**Problem statement:** Find the lines containing "JSON" and say how many there are, with no other words.

**Material for this task:**
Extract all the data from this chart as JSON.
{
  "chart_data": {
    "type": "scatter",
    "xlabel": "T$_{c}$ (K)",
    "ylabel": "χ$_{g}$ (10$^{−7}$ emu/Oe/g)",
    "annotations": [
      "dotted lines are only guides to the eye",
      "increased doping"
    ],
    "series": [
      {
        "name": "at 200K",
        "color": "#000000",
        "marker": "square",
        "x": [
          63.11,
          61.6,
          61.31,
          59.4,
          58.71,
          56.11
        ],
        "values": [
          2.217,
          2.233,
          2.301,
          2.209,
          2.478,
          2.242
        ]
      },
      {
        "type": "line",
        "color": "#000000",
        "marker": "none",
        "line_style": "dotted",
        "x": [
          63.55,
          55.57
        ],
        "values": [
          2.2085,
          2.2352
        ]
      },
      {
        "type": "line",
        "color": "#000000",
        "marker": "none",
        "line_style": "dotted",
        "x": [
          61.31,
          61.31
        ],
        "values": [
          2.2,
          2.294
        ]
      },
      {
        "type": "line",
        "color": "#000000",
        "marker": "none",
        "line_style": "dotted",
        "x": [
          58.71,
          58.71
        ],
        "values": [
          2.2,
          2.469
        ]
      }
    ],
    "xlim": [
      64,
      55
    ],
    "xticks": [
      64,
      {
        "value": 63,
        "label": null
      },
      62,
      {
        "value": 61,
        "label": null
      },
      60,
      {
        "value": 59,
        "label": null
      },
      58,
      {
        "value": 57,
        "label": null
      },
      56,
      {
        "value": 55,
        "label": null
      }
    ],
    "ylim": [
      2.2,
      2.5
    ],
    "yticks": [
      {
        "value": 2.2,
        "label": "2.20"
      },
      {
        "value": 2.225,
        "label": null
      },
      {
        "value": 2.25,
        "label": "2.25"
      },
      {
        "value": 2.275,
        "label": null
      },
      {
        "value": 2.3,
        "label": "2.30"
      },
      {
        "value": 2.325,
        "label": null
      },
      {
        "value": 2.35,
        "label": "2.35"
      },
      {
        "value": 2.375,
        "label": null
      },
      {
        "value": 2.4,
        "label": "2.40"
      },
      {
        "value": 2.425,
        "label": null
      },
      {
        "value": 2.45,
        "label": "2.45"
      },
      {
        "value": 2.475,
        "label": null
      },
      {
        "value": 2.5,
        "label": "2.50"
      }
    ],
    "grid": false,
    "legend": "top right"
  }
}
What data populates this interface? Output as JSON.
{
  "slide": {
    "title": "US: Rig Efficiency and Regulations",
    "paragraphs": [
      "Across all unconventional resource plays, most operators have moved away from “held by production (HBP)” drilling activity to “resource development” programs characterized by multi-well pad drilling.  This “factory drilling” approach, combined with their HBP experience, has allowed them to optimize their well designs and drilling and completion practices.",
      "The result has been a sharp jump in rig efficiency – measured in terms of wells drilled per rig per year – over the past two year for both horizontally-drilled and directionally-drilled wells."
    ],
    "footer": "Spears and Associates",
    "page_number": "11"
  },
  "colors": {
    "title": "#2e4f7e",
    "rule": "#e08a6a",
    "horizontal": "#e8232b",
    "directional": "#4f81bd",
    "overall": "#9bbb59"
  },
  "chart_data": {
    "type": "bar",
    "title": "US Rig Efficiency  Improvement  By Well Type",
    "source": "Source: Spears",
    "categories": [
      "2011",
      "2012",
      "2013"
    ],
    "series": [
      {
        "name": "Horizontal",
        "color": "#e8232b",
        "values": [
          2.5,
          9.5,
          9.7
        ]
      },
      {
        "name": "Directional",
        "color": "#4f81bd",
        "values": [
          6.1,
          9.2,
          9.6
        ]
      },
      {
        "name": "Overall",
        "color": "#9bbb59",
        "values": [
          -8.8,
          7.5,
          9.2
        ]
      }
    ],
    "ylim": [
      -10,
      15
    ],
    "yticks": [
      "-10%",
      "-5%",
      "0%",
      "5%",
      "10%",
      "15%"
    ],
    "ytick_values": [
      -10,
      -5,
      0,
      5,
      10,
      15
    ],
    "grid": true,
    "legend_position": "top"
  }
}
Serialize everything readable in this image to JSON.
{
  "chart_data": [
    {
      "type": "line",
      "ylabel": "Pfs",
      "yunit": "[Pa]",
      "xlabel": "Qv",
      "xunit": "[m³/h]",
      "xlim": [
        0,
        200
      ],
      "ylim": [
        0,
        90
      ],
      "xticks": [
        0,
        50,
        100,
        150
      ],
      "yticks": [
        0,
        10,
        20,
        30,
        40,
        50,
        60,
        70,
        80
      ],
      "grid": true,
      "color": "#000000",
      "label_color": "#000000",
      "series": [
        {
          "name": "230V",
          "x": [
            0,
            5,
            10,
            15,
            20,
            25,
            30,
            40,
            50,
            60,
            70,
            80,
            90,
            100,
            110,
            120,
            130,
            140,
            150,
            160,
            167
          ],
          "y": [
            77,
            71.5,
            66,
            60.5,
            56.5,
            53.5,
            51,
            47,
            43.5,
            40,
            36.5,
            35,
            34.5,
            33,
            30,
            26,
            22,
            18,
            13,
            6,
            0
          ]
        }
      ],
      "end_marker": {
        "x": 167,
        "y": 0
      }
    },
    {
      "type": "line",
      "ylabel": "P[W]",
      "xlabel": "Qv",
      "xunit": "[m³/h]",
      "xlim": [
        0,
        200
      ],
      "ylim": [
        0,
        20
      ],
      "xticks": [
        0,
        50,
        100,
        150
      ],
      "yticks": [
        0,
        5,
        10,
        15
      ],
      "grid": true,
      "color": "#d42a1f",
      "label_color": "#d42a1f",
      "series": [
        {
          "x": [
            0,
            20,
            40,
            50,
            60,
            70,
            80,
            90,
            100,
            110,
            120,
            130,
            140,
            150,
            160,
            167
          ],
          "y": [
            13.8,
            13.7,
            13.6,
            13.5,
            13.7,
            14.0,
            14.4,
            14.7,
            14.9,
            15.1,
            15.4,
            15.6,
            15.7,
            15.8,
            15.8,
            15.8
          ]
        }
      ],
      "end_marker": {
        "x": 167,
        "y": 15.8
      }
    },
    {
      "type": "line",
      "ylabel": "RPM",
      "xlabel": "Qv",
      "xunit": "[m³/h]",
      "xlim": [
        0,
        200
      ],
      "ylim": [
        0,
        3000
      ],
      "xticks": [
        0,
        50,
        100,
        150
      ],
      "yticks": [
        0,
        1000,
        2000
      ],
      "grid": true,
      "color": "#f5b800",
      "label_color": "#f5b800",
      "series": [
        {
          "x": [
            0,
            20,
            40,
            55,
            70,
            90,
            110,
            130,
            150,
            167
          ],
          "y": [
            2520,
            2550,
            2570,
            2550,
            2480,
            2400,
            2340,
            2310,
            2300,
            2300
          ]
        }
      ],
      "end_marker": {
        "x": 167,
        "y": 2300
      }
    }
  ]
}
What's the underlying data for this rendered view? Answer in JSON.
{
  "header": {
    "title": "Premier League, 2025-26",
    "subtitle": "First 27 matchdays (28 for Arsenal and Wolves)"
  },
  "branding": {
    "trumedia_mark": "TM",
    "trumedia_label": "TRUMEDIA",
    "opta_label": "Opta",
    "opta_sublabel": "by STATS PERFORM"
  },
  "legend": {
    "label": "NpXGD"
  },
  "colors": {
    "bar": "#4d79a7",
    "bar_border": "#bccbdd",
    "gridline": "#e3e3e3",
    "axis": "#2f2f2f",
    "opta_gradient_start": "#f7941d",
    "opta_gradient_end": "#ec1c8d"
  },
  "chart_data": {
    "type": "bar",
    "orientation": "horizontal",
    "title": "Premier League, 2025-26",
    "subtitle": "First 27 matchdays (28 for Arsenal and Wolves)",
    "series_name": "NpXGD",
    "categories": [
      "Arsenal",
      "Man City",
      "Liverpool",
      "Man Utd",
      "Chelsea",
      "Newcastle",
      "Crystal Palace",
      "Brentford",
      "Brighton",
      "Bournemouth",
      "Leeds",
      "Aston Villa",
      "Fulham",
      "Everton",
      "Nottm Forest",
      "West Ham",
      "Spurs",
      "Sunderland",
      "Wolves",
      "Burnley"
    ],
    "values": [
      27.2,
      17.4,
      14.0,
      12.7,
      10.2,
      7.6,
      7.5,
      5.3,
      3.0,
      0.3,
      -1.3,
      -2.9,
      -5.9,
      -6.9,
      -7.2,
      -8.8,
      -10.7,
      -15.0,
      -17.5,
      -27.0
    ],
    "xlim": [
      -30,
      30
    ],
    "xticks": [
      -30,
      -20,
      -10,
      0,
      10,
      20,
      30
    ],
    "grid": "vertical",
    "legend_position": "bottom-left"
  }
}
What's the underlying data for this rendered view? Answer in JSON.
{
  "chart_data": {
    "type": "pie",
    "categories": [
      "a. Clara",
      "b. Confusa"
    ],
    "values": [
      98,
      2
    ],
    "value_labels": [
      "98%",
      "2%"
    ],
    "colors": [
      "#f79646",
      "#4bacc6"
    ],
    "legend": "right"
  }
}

**Output of the task:** 5